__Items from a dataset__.
------

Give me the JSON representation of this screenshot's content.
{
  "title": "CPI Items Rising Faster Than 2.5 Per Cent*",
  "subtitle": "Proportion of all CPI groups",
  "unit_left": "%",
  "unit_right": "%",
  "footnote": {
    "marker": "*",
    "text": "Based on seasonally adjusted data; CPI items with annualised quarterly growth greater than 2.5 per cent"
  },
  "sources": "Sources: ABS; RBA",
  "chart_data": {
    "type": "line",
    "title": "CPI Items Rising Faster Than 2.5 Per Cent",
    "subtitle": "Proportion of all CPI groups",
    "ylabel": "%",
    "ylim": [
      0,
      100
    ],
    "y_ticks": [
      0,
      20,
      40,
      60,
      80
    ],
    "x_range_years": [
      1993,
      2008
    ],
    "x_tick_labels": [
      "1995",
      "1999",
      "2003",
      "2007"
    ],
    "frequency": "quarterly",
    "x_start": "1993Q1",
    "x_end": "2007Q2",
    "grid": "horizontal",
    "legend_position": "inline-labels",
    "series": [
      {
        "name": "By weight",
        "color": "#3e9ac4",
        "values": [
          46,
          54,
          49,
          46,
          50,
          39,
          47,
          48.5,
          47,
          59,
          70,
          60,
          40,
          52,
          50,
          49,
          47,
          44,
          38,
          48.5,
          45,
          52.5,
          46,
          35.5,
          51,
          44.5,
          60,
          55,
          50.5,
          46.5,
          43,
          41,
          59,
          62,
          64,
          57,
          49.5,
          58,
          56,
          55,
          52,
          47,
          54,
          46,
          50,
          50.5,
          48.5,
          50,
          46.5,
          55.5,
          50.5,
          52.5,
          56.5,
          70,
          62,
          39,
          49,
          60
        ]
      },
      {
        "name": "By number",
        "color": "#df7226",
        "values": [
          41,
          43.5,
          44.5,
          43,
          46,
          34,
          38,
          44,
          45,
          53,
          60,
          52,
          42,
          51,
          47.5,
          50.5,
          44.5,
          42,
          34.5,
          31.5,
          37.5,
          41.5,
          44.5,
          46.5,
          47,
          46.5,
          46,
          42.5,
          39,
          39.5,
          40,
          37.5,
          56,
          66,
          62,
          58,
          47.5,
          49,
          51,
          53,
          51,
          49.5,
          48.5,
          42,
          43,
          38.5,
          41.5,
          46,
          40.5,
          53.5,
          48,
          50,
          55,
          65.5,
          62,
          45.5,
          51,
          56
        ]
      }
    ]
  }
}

------

__Direction__.
Check each line of the entries for the string "Rising". Copy the lines that have it.

__Output of the exercise__.
  "title": "CPI Items Rising Faster Than 2.5 Per Cent*",
    "title": "CPI Items Rising Faster Than 2.5 Per Cent",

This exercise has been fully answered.